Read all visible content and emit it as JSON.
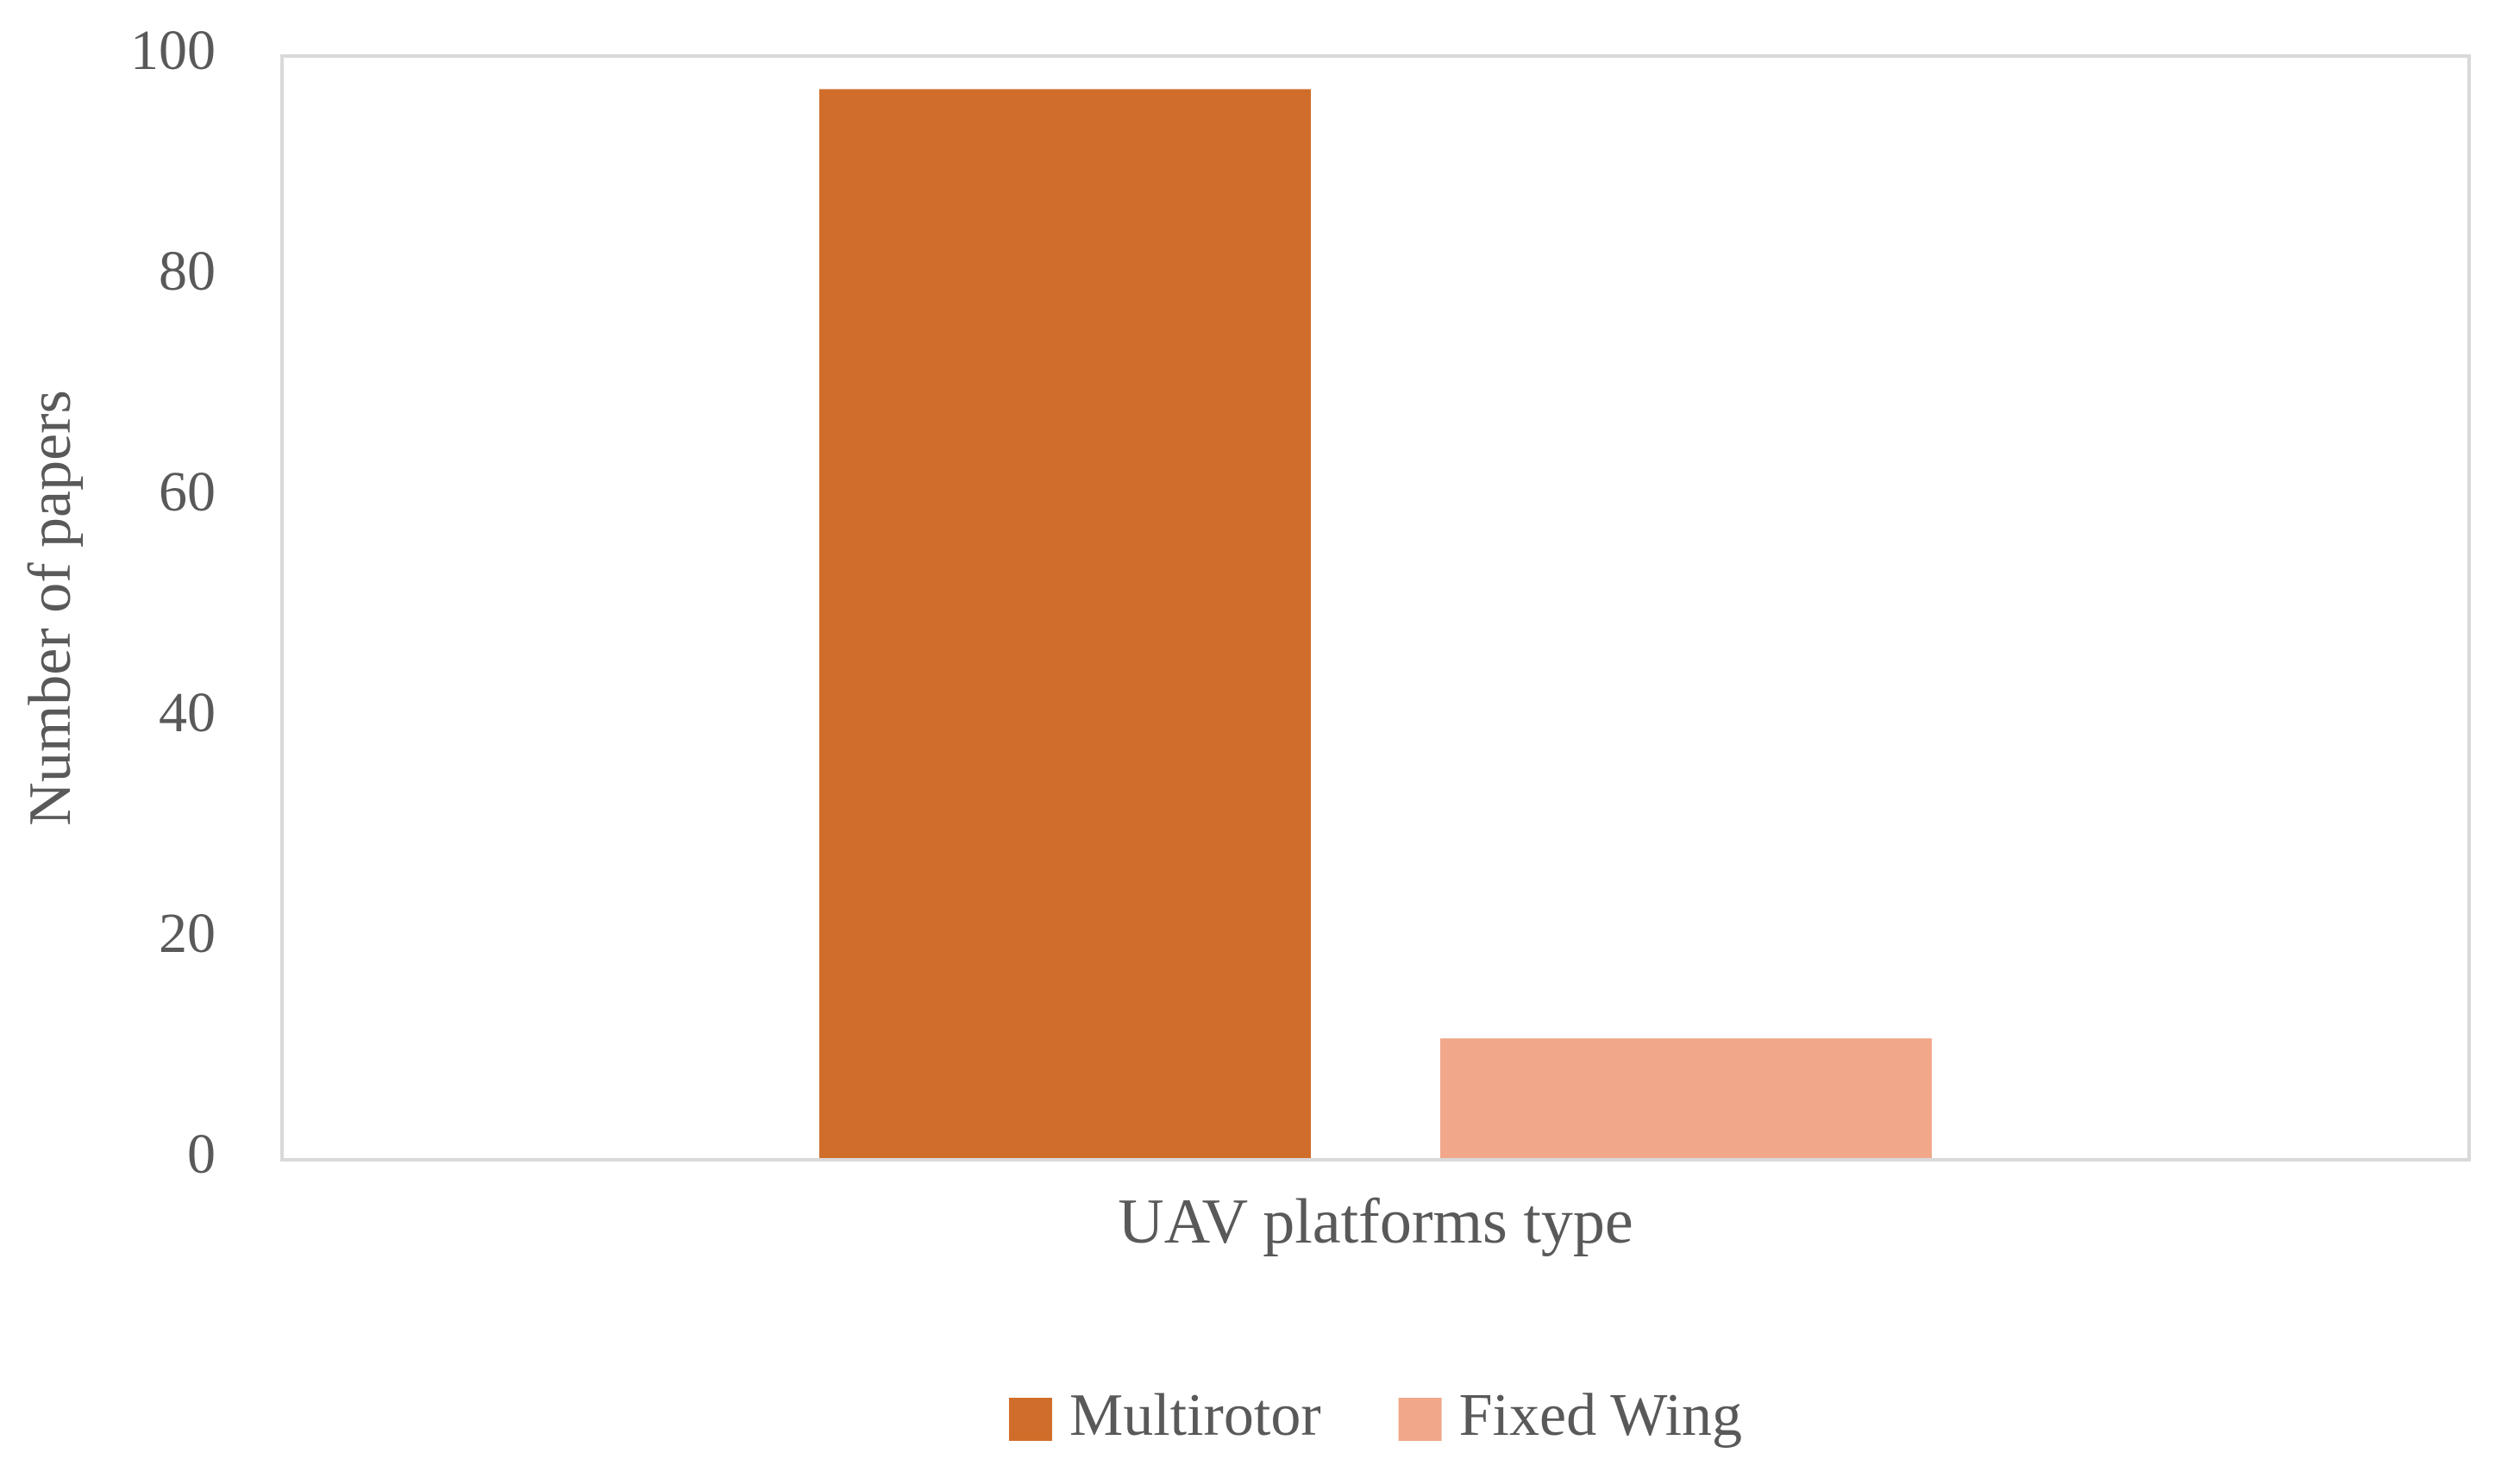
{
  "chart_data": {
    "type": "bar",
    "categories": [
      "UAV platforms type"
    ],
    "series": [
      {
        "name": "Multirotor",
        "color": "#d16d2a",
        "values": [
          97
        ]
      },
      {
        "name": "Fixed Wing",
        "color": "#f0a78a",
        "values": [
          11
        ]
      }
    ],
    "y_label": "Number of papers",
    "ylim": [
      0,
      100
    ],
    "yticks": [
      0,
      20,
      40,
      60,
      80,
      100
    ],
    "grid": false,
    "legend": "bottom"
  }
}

________________________

** What to work on **
Images in the records should not be copied. Repeat all the rest exactly.

** Answer **
Read all visible content and emit it as JSON.
{
  "chart_data": {
    "type": "bar",
    "categories": [
      "UAV platforms type"
    ],
    "series": [
      {
        "name": "Multirotor",
        "color": "#d16d2a",
        "values": [
          97
        ]
      },
      {
        "name": "Fixed Wing",
        "color": "#f0a78a",
        "values": [
          11
        ]
      }
    ],
    "y_label": "Number of papers",
    "ylim": [
      0,
      100
    ],
    "yticks": [
      0,
      20,
      40,
      60,
      80,
      100
    ],
    "grid": false,
    "legend": "bottom"
  }
}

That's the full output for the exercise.